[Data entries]
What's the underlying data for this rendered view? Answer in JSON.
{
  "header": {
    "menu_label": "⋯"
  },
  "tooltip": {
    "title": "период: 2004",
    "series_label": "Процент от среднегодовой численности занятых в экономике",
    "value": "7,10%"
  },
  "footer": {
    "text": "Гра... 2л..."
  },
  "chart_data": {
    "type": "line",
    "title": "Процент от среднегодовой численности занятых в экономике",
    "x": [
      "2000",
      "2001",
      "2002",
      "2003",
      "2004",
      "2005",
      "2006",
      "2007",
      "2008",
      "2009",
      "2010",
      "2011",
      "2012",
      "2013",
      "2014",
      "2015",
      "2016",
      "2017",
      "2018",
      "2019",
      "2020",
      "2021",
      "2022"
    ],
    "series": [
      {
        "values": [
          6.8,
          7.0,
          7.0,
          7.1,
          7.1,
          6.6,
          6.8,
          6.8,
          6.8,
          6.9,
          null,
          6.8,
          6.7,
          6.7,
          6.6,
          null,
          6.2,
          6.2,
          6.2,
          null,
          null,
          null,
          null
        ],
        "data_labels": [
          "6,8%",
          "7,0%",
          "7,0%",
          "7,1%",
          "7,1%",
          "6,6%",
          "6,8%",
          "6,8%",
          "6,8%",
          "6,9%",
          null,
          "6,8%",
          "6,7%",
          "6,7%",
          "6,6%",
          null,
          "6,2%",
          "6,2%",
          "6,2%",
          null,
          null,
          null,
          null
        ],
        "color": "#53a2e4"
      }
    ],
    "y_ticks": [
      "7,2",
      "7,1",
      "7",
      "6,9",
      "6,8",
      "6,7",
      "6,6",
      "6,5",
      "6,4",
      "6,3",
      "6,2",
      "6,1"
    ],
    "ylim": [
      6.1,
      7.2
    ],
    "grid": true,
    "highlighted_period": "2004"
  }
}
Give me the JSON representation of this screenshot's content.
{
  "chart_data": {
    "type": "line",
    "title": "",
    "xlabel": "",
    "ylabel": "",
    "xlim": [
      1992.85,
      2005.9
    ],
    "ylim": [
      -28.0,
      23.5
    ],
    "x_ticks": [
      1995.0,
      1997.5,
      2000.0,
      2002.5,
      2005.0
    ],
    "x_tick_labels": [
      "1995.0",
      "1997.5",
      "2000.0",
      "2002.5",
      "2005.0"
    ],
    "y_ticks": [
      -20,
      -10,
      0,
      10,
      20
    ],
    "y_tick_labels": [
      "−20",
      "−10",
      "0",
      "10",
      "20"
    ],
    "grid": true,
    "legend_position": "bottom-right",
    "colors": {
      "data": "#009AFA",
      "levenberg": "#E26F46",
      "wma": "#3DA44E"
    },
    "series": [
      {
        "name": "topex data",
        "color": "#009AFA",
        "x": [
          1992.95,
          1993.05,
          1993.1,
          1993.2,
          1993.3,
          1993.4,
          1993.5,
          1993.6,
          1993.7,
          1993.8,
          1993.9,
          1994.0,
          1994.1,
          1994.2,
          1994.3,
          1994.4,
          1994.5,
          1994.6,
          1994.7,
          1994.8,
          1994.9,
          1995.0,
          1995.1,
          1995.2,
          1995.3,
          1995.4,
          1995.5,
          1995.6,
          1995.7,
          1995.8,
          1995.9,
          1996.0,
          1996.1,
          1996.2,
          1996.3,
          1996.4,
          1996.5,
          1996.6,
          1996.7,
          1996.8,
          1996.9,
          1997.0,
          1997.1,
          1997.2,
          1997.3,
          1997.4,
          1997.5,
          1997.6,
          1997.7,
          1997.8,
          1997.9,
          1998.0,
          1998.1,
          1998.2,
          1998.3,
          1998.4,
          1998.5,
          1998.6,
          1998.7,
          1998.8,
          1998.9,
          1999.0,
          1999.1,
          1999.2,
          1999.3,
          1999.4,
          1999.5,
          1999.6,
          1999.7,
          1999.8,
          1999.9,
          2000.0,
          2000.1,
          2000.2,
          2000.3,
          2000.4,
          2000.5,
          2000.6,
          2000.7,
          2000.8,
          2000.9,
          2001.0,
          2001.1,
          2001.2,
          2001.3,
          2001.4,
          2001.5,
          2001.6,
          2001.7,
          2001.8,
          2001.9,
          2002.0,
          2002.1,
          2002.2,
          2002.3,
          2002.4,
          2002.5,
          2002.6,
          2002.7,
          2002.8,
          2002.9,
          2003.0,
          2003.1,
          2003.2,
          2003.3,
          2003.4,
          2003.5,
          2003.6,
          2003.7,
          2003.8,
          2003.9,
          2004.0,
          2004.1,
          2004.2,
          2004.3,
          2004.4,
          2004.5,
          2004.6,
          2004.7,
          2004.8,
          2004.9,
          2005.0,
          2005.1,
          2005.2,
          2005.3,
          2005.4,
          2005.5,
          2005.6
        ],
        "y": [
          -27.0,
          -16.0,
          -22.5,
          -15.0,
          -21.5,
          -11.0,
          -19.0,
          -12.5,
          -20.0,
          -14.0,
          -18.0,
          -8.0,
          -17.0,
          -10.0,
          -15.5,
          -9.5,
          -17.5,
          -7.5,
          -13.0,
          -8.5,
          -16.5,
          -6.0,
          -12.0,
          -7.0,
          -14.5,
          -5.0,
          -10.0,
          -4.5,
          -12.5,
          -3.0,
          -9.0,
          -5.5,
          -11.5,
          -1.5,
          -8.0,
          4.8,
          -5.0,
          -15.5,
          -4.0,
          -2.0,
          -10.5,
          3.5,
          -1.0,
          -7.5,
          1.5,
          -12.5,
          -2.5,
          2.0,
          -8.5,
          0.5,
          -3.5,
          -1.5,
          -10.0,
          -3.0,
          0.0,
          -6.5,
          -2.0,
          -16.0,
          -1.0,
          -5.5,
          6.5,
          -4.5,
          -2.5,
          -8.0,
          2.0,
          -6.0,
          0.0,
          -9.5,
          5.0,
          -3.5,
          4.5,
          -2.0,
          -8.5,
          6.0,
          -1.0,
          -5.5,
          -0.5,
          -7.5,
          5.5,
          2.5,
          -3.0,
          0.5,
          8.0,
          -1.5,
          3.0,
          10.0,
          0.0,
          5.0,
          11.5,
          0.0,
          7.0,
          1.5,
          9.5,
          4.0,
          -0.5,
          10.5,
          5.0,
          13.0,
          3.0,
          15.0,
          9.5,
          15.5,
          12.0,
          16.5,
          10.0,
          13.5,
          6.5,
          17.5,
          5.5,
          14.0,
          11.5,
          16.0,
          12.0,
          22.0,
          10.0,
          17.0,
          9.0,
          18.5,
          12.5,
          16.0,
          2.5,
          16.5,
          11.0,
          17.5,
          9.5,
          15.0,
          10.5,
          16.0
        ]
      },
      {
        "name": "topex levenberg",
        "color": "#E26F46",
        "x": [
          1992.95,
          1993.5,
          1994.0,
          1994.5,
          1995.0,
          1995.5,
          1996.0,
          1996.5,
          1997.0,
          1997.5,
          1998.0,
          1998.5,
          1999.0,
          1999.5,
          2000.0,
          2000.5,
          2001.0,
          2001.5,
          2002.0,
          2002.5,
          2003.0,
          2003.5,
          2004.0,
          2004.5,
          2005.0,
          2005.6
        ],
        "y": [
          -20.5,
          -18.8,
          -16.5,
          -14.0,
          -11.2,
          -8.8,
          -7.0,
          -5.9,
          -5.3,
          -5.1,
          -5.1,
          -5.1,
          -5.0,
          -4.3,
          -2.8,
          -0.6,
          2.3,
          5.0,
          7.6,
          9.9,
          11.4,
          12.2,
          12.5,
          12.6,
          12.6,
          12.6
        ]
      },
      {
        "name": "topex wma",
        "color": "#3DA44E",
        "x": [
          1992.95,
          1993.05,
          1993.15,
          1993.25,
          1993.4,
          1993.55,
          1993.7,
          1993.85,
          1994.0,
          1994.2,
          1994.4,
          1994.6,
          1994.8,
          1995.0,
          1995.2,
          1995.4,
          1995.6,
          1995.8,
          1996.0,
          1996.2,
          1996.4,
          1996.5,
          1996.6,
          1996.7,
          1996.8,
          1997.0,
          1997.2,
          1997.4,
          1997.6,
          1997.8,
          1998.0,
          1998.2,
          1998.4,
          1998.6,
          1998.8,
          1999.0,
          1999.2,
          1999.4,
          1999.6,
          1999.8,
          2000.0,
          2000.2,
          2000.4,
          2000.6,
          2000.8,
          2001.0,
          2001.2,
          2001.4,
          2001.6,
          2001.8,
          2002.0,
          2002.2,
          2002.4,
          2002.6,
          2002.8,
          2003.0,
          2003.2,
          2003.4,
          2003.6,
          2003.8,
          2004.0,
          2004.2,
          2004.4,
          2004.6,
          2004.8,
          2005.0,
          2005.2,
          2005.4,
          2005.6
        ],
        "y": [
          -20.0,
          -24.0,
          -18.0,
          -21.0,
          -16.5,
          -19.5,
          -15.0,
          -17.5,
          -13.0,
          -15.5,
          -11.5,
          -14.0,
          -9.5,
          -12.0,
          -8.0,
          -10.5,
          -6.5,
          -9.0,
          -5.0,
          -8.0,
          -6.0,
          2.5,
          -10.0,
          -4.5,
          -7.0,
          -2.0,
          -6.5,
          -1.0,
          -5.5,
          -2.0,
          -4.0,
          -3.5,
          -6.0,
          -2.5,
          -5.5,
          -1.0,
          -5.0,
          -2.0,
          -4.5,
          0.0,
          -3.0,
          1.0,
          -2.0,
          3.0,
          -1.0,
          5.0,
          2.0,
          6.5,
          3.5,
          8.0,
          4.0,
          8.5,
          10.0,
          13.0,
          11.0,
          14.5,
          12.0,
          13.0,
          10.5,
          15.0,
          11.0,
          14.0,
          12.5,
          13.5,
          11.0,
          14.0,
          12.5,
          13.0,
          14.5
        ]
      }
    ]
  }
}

Written task: Identify every line where the string "занятых" appears.

The result:
    "series_label": "Процент от среднегодовой численности занятых в экономике",
    "title": "Процент от среднегодовой численности занятых в экономике",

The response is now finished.